** BEGIN **

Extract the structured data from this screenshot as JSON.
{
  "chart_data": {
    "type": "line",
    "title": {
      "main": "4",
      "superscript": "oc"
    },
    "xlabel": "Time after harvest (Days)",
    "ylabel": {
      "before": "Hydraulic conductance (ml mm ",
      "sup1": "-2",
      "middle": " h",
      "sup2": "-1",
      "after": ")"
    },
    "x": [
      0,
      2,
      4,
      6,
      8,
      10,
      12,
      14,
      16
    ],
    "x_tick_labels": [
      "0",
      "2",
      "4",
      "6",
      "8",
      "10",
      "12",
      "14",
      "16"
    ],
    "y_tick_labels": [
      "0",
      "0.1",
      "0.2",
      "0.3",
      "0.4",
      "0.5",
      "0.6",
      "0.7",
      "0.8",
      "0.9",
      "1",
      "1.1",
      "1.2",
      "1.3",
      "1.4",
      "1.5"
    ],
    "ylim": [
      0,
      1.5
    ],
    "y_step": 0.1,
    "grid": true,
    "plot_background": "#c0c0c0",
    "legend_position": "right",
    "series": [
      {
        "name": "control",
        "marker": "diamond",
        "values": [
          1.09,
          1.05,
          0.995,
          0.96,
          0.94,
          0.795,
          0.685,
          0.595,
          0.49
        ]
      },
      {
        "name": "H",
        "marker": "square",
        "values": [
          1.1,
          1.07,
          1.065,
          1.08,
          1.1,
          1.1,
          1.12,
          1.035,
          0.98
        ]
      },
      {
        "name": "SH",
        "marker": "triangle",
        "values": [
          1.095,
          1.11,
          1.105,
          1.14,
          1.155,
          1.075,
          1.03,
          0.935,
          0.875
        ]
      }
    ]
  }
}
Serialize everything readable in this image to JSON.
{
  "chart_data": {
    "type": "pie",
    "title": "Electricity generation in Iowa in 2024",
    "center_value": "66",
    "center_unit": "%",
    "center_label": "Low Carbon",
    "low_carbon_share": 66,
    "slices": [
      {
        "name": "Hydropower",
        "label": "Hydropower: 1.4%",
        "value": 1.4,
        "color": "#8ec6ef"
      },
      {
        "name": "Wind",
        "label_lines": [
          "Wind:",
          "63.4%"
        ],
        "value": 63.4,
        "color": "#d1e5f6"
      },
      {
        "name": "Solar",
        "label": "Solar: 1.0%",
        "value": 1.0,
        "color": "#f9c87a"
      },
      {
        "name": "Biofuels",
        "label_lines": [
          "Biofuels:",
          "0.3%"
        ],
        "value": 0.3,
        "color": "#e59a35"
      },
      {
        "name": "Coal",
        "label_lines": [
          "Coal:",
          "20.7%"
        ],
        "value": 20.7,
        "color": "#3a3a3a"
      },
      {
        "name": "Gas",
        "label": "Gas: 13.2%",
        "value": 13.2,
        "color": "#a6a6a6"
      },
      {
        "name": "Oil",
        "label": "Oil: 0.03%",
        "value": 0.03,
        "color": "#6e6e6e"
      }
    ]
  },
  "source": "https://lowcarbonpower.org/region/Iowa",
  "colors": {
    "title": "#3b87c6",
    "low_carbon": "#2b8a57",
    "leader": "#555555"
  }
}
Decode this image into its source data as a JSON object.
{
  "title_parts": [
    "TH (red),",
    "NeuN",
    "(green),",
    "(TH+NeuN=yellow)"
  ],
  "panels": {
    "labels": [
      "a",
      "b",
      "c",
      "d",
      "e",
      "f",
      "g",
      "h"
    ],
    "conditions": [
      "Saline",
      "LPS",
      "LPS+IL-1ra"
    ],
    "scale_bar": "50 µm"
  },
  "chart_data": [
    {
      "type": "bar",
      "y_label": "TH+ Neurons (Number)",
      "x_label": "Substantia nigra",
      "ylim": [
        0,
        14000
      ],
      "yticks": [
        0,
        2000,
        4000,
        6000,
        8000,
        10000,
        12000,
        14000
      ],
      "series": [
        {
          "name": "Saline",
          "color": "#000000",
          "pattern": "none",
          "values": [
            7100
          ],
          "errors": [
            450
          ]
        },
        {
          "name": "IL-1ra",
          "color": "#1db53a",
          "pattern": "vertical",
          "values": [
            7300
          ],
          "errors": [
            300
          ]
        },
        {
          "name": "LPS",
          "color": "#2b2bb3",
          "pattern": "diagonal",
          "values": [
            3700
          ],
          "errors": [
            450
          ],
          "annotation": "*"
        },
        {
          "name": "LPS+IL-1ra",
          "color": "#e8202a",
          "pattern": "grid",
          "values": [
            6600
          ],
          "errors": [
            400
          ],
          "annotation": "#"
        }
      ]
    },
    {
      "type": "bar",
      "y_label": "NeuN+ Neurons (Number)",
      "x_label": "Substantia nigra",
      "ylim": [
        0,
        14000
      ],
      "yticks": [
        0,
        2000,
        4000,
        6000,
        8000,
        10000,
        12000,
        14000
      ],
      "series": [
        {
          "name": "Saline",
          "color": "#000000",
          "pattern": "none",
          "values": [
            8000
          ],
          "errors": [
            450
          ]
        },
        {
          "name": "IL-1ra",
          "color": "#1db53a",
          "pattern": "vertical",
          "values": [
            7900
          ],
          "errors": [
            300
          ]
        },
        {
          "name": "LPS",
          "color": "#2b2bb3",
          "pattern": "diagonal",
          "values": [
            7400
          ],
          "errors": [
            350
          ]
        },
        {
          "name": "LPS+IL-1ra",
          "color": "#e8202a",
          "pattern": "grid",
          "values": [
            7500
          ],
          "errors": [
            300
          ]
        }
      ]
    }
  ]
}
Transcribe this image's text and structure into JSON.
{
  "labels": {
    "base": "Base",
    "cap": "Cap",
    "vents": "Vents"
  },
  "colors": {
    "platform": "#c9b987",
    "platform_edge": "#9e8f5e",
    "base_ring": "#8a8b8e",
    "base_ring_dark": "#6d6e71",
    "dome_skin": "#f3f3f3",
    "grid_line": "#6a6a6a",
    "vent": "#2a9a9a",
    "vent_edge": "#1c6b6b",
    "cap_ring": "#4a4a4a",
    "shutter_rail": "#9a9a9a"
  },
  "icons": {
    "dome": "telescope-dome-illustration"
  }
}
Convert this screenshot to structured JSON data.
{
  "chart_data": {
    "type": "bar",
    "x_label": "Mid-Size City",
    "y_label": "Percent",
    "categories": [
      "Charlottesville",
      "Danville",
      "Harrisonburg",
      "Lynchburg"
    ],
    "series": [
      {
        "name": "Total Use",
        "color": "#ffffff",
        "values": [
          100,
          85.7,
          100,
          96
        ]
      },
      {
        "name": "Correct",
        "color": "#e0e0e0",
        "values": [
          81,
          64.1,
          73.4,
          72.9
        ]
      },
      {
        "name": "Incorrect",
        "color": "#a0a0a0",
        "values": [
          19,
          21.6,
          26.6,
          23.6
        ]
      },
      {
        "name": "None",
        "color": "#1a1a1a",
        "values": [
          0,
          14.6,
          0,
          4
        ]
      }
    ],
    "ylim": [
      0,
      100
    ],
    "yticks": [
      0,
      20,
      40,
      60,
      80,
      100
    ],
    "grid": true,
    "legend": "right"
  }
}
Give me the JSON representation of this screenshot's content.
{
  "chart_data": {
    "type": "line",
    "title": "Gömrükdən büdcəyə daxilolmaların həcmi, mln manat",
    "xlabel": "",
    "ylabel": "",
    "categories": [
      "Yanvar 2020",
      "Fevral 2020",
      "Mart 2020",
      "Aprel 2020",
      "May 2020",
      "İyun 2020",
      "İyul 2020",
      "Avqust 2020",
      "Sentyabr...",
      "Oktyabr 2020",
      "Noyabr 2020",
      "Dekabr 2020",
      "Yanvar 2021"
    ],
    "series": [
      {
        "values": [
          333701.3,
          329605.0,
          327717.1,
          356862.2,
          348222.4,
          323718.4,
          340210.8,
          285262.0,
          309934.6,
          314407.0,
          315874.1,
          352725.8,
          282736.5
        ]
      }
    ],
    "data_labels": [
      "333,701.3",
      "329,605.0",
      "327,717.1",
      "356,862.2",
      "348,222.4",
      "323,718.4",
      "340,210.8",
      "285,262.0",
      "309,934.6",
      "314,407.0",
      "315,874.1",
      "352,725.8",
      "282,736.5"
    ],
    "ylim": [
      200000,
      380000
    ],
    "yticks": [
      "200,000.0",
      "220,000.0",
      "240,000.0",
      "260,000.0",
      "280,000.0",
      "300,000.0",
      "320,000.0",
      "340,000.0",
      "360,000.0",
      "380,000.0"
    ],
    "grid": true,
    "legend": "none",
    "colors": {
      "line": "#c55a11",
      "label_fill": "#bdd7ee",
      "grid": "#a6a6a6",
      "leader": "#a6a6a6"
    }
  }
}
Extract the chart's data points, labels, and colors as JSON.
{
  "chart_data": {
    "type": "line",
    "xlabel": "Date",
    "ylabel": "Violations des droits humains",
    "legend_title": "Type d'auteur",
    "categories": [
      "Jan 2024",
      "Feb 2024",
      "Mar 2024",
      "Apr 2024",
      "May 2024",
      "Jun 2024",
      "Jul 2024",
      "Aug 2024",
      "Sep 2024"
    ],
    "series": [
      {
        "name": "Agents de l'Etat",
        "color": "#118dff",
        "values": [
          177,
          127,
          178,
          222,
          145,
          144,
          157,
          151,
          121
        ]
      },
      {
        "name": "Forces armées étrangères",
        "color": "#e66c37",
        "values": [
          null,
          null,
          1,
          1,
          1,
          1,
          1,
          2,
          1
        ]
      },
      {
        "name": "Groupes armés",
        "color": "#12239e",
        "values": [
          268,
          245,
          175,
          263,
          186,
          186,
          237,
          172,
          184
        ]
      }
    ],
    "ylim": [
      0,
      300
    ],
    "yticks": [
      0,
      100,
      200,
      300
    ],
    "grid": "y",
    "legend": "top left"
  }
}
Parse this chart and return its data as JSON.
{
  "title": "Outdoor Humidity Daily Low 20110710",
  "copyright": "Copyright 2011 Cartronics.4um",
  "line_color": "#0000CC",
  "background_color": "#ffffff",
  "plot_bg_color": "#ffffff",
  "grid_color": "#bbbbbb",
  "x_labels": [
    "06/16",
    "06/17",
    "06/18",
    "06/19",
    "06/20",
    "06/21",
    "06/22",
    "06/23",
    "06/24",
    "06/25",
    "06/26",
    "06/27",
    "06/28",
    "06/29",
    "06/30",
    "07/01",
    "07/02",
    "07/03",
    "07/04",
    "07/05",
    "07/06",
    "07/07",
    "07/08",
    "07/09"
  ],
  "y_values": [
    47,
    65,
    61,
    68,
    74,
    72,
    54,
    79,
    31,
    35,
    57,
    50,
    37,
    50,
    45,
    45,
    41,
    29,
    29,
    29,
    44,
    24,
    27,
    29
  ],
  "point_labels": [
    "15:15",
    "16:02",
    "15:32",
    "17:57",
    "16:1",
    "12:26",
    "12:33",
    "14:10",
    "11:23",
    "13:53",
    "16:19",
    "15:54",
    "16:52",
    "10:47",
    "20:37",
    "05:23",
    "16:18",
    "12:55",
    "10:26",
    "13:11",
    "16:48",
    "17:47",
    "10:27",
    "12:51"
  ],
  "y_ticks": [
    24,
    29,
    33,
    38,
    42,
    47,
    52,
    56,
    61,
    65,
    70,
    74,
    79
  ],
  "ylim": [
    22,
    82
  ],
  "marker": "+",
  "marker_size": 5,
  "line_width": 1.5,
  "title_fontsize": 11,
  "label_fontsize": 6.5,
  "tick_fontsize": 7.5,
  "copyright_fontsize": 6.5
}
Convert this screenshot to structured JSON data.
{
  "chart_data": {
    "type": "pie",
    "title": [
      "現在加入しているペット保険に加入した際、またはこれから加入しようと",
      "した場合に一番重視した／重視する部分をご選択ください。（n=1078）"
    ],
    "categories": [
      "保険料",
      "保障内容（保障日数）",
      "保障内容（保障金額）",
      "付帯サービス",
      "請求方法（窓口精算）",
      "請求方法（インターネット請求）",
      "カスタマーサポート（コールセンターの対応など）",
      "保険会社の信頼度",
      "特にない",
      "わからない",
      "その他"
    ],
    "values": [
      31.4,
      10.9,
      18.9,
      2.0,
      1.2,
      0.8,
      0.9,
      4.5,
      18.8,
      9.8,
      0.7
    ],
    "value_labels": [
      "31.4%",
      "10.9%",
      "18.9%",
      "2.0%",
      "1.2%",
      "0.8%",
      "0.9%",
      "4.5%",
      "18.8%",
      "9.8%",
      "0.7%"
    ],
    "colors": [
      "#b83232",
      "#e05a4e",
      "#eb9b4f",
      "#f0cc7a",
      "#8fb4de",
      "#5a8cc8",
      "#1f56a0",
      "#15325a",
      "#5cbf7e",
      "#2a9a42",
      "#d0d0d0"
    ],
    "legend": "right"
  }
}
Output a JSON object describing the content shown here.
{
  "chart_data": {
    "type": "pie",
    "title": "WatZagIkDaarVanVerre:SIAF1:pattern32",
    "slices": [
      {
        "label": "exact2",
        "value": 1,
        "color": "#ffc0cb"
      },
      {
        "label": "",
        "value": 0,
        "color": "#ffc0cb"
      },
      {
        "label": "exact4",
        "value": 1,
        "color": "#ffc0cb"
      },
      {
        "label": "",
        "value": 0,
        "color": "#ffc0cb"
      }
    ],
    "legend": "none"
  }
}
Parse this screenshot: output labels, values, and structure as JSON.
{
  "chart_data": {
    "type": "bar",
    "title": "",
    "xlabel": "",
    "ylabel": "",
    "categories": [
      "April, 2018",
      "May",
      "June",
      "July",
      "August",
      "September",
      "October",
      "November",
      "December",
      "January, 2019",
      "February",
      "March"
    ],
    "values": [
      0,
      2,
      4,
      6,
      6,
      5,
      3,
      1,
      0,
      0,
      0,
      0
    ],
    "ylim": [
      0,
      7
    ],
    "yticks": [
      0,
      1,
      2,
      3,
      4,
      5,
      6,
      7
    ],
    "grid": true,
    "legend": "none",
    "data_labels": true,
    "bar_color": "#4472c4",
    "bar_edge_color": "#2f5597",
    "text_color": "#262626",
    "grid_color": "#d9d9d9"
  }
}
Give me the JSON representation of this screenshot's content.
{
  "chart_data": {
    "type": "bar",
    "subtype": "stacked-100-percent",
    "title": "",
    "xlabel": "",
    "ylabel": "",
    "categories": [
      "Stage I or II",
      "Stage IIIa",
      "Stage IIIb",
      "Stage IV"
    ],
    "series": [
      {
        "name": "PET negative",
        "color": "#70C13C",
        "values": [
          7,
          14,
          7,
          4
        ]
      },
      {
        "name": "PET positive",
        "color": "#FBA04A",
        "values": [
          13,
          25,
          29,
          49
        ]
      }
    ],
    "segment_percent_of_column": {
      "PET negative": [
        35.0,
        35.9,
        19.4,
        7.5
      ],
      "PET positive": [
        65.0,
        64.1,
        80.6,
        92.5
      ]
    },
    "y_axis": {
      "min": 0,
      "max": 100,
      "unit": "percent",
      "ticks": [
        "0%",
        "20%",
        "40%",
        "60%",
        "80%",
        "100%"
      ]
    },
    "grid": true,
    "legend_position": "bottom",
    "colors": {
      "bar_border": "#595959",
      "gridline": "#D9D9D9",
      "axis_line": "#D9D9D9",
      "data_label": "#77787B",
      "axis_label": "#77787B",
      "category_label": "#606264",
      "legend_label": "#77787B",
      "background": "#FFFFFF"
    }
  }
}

** END **

• **What is being asked**
Pull out every line containing "Neurons".

• **Answer to this task**
      "y_label": "TH+ Neurons (Number)",
      "y_label": "NeuN+ Neurons (Number)",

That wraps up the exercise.